■ **Set task**
Extract every line that contains the word "JSON".

Figure contents as structured data:
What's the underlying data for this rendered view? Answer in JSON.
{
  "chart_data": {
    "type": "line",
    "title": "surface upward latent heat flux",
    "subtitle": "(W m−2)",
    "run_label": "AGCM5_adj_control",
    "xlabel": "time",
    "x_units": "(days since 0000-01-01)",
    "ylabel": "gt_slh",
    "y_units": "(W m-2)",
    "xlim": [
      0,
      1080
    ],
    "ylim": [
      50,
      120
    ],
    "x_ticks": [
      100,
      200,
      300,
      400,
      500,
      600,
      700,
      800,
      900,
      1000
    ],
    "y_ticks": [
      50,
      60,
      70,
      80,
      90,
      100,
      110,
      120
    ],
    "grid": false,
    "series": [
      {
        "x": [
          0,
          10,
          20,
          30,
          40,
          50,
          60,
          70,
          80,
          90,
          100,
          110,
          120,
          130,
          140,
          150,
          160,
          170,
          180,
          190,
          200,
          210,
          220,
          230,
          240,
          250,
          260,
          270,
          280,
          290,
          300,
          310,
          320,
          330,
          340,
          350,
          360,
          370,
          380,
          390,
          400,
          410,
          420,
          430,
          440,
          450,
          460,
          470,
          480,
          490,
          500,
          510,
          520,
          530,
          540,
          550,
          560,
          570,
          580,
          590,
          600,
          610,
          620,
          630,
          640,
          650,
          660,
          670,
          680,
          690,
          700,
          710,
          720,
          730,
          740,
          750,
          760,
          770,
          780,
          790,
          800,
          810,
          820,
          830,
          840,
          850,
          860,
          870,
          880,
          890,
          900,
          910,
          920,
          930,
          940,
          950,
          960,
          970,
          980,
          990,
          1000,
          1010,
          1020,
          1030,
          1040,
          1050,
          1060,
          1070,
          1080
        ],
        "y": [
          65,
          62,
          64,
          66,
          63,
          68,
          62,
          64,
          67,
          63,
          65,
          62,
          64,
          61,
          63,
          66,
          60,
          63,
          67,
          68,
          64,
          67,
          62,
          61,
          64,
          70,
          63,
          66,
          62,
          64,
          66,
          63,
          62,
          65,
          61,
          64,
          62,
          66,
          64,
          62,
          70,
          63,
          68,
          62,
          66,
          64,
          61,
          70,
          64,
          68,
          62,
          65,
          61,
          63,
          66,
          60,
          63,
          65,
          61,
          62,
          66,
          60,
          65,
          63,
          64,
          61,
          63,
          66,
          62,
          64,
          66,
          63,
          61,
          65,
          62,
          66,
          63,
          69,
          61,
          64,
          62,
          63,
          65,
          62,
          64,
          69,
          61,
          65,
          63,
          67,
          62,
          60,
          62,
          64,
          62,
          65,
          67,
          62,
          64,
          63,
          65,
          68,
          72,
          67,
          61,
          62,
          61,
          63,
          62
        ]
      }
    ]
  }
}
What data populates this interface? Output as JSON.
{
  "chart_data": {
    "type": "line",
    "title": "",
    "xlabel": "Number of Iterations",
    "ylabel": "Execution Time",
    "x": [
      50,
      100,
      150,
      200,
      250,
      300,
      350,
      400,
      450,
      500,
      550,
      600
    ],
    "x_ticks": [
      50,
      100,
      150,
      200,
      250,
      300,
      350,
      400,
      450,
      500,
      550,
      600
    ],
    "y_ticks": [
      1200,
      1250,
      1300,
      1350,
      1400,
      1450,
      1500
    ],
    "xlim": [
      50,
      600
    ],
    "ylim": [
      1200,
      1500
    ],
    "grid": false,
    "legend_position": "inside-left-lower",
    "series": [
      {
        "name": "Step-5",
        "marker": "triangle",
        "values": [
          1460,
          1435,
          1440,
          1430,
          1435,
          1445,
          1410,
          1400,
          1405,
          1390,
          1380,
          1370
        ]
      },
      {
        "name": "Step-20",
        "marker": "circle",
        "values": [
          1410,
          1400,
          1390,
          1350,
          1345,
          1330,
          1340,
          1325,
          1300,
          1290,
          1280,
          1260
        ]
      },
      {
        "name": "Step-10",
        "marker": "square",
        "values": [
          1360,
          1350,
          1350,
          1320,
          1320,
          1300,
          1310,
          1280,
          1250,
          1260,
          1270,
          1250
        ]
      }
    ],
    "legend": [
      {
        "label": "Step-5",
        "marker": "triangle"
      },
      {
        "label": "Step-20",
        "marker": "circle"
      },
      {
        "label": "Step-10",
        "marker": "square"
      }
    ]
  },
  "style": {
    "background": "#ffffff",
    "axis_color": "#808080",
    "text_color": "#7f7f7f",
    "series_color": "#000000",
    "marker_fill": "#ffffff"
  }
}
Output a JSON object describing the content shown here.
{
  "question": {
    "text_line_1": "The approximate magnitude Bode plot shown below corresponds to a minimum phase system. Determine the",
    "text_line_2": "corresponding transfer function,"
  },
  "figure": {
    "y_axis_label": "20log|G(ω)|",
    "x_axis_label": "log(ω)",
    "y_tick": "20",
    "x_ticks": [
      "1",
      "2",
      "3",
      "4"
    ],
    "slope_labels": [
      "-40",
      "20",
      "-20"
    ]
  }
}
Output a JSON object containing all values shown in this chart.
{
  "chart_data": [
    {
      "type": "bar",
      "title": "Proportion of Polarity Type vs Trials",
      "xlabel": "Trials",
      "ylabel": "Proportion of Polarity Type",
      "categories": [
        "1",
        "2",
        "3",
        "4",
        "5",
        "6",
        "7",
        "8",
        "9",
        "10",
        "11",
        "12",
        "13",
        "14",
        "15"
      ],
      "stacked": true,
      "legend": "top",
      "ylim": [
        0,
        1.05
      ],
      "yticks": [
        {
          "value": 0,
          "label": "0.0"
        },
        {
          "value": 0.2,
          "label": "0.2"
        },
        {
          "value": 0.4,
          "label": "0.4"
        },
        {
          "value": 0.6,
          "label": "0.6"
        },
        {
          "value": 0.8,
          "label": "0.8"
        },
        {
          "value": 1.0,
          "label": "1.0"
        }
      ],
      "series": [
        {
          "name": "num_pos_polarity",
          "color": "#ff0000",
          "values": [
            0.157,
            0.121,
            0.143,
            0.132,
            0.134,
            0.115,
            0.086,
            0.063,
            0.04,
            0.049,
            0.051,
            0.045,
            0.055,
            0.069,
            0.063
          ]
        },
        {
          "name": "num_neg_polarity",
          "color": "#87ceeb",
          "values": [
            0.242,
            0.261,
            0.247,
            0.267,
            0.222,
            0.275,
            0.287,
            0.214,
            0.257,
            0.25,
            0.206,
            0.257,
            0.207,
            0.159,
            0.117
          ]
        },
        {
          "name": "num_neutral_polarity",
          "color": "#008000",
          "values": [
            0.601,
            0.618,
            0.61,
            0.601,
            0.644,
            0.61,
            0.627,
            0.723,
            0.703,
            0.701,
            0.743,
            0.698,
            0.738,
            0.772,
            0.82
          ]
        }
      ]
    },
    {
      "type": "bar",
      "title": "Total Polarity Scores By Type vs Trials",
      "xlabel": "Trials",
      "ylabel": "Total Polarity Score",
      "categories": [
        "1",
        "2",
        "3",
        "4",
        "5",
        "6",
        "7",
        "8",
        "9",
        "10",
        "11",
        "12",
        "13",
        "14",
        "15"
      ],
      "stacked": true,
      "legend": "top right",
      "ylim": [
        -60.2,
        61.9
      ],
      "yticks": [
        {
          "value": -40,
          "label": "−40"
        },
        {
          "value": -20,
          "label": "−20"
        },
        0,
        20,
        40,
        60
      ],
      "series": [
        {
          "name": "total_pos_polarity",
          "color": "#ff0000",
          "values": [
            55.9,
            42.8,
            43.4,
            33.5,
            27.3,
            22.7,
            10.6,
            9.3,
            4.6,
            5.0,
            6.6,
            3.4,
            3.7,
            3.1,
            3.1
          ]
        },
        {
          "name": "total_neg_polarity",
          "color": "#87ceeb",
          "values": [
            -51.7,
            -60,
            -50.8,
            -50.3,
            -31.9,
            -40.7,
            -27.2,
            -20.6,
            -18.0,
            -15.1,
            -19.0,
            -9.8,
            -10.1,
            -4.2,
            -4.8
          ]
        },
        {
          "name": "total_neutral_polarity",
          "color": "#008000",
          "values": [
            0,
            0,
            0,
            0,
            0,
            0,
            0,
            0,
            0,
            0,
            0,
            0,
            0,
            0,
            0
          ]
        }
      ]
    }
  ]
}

■ **Solution for this problem**
What's the underlying data for this rendered view? Answer in JSON.
What data populates this interface? Output as JSON.
Output a JSON object describing the content shown here.
Output a JSON object containing all values shown in this chart.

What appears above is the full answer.